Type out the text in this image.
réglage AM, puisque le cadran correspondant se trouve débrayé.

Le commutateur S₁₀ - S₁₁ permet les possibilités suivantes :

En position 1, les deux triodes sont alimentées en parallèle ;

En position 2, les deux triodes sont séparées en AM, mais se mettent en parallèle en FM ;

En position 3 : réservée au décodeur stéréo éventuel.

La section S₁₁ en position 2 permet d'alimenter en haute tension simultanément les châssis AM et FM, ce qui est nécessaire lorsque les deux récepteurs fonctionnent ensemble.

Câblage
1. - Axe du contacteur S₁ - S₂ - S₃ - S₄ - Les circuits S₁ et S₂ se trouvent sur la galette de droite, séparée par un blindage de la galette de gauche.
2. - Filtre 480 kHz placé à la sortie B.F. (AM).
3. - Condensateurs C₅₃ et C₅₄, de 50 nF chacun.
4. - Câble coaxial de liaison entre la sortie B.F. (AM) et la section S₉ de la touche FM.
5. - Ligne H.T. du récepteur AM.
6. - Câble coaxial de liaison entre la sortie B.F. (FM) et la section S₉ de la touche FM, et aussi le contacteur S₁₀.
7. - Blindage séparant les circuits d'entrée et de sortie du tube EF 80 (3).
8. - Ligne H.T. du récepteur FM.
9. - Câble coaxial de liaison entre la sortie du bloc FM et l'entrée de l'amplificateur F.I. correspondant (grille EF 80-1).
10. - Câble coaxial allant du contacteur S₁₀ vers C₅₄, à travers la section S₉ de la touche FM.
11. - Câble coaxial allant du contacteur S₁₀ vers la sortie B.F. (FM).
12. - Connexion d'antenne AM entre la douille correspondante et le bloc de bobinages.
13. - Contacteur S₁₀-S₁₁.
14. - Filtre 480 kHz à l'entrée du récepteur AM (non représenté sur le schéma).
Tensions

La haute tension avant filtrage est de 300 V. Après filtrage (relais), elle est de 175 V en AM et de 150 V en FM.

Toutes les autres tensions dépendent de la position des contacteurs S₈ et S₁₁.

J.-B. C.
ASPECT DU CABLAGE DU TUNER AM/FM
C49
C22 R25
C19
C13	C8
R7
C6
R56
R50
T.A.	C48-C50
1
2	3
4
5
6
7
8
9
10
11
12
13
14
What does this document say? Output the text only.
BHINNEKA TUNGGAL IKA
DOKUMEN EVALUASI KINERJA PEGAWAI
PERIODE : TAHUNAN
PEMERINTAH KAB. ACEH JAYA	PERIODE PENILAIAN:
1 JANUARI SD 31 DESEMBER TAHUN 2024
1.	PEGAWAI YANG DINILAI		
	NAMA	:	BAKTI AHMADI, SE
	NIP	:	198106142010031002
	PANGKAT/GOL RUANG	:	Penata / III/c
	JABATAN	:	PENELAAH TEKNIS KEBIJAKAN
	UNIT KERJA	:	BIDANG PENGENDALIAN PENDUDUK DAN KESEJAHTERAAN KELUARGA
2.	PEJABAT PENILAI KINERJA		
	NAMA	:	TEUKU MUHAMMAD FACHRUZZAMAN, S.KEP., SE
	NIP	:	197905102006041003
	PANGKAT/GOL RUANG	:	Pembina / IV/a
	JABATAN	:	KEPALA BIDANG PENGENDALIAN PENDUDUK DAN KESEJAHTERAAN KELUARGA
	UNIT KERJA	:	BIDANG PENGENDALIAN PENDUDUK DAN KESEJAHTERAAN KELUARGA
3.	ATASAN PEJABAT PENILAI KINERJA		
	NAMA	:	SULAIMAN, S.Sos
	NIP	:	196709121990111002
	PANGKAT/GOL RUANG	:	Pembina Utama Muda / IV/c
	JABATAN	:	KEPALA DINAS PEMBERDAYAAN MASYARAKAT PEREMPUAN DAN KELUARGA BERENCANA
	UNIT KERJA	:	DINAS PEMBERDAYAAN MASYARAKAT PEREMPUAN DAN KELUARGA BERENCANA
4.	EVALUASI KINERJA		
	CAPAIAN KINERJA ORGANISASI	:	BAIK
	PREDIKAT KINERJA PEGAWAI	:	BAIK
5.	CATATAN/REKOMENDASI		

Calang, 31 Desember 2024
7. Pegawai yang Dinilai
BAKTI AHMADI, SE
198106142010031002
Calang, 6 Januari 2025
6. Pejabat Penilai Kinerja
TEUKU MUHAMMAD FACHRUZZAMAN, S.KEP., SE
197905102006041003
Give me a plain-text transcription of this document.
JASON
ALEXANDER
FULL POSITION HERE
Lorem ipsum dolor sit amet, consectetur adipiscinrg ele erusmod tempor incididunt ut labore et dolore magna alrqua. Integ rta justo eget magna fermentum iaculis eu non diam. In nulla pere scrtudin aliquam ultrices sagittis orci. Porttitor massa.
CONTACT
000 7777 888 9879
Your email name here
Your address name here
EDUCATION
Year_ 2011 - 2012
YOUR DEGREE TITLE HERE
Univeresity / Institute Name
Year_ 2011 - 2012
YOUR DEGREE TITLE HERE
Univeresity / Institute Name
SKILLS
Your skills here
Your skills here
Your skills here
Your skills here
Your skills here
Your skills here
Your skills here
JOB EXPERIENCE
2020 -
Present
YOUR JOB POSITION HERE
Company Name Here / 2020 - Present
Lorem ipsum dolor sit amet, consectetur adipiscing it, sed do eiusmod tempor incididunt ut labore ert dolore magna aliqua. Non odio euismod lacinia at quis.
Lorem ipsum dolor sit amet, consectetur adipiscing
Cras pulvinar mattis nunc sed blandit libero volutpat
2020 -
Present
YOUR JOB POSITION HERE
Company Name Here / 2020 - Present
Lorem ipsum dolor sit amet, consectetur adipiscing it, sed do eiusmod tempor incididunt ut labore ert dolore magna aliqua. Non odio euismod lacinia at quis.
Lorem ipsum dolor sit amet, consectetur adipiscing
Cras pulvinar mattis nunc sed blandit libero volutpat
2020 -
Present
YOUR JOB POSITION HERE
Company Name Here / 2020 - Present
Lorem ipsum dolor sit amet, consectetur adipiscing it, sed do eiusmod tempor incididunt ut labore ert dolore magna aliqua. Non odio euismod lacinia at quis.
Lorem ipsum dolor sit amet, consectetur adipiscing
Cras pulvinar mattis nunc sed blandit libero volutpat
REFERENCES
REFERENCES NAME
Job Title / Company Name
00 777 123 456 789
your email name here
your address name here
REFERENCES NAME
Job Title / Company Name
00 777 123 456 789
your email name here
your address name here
....
Exercise details
Please repeat the listing above in full and exactly.

Solution
Type out the text in this image.
réglage AM, puisque le cadran correspondant se trouve débrayé.

Le commutateur S₁₀ - S₁₁ permet les possibilités suivantes :

En position 1, les deux triodes sont alimentées en parallèle ;

En position 2, les deux triodes sont séparées en AM, mais se mettent en parallèle en FM ;

En position 3 : réservée au décodeur stéréo éventuel.

La section S₁₁ en position 2 permet d'alimenter en haute tension simultanément les châssis AM et FM, ce qui est nécessaire lorsque les deux récepteurs fonctionnent ensemble.

Câblage
1. - Axe du contacteur S₁ - S₂ - S₃ - S₄ - Les circuits S₁ et S₂ se trouvent sur la galette de droite, séparée par un blindage de la galette de gauche.
2. - Filtre 480 kHz placé à la sortie B.F. (AM).
3. - Condensateurs C₅₃ et C₅₄, de 50 nF chacun.
4. - Câble coaxial de liaison entre la sortie B.F. (AM) et la section S₉ de la touche FM.
5. - Ligne H.T. du récepteur AM.
6. - Câble coaxial de liaison entre la sortie B.F. (FM) et la section S₉ de la touche FM, et aussi le contacteur S₁₀.
7. - Blindage séparant les circuits d'entrée et de sortie du tube EF 80 (3).
8. - Ligne H.T. du récepteur FM.
9. - Câble coaxial de liaison entre la sortie du bloc FM et l'entrée de l'amplificateur F.I. correspondant (grille EF 80-1).
10. - Câble coaxial allant du contacteur S₁₀ vers C₅₄, à travers la section S₉ de la touche FM.
11. - Câble coaxial allant du contacteur S₁₀ vers la sortie B.F. (FM).
12. - Connexion d'antenne AM entre la douille correspondante et le bloc de bobinages.
13. - Contacteur S₁₀-S₁₁.
14. - Filtre 480 kHz à l'entrée du récepteur AM (non représenté sur le schéma).
Tensions

La haute tension avant filtrage est de 300 V. Après filtrage (relais), elle est de 175 V en AM et de 150 V en FM.

Toutes les autres tensions dépendent de la position des contacteurs S₈ et S₁₁.

J.-B. C.
ASPECT DU CABLAGE DU TUNER AM/FM
C49
C22 R25
C19
C13	C8
R7
C6
R56
R50
T.A.	C48-C50
1
2	3
4
5
6
7
8
9
10
11
12
13
14
What does this document say? Output the text only.
BHINNEKA TUNGGAL IKA
DOKUMEN EVALUASI KINERJA PEGAWAI
PERIODE : TAHUNAN
PEMERINTAH KAB. ACEH JAYA	PERIODE PENILAIAN:
1 JANUARI SD 31 DESEMBER TAHUN 2024
1.	PEGAWAI YANG DINILAI		
	NAMA	:	BAKTI AHMADI, SE
	NIP	:	198106142010031002
	PANGKAT/GOL RUANG	:	Penata / III/c
	JABATAN	:	PENELAAH TEKNIS KEBIJAKAN
	UNIT KERJA	:	BIDANG PENGENDALIAN PENDUDUK DAN KESEJAHTERAAN KELUARGA
2.	PEJABAT PENILAI KINERJA		
	NAMA	:	TEUKU MUHAMMAD FACHRUZZAMAN, S.KEP., SE
	NIP	:	197905102006041003
	PANGKAT/GOL RUANG	:	Pembina / IV/a
	JABATAN	:	KEPALA BIDANG PENGENDALIAN PENDUDUK DAN KESEJAHTERAAN KELUARGA
	UNIT KERJA	:	BIDANG PENGENDALIAN PENDUDUK DAN KESEJAHTERAAN KELUARGA
3.	ATASAN PEJABAT PENILAI KINERJA		
	NAMA	:	SULAIMAN, S.Sos
	NIP	:	196709121990111002
	PANGKAT/GOL RUANG	:	Pembina Utama Muda / IV/c
	JABATAN	:	KEPALA DINAS PEMBERDAYAAN MASYARAKAT PEREMPUAN DAN KELUARGA BERENCANA
	UNIT KERJA	:	DINAS PEMBERDAYAAN MASYARAKAT PEREMPUAN DAN KELUARGA BERENCANA
4.	EVALUASI KINERJA		
	CAPAIAN KINERJA ORGANISASI	:	BAIK
	PREDIKAT KINERJA PEGAWAI	:	BAIK
5.	CATATAN/REKOMENDASI		

Calang, 31 Desember 2024
7. Pegawai yang Dinilai
BAKTI AHMADI, SE
198106142010031002
Calang, 6 Januari 2025
6. Pejabat Penilai Kinerja
TEUKU MUHAMMAD FACHRUZZAMAN, S.KEP., SE
197905102006041003
Give me a plain-text transcription of this document.
JASON
ALEXANDER
FULL POSITION HERE
Lorem ipsum dolor sit amet, consectetur adipiscinrg ele erusmod tempor incididunt ut labore et dolore magna alrqua. Integ rta justo eget magna fermentum iaculis eu non diam. In nulla pere scrtudin aliquam ultrices sagittis orci. Porttitor massa.
CONTACT
000 7777 888 9879
Your email name here
Your address name here
EDUCATION
Year_ 2011 - 2012
YOUR DEGREE TITLE HERE
Univeresity / Institute Name
Year_ 2011 - 2012
YOUR DEGREE TITLE HERE
Univeresity / Institute Name
SKILLS
Your skills here
Your skills here
Your skills here
Your skills here
Your skills here
Your skills here
Your skills here
JOB EXPERIENCE
2020 -
Present
YOUR JOB POSITION HERE
Company Name Here / 2020 - Present
Lorem ipsum dolor sit amet, consectetur adipiscing it, sed do eiusmod tempor incididunt ut labore ert dolore magna aliqua. Non odio euismod lacinia at quis.
Lorem ipsum dolor sit amet, consectetur adipiscing
Cras pulvinar mattis nunc sed blandit libero volutpat
2020 -
Present
YOUR JOB POSITION HERE
Company Name Here / 2020 - Present
Lorem ipsum dolor sit amet, consectetur adipiscing it, sed do eiusmod tempor incididunt ut labore ert dolore magna aliqua. Non odio euismod lacinia at quis.
Lorem ipsum dolor sit amet, consectetur adipiscing
Cras pulvinar mattis nunc sed blandit libero volutpat
2020 -
Present
YOUR JOB POSITION HERE
Company Name Here / 2020 - Present
Lorem ipsum dolor sit amet, consectetur adipiscing it, sed do eiusmod tempor incididunt ut labore ert dolore magna aliqua. Non odio euismod lacinia at quis.
Lorem ipsum dolor sit amet, consectetur adipiscing
Cras pulvinar mattis nunc sed blandit libero volutpat
REFERENCES
REFERENCES NAME
Job Title / Company Name
00 777 123 456 789
your email name here
your address name here
REFERENCES NAME
Job Title / Company Name
00 777 123 456 789
your email name here
your address name here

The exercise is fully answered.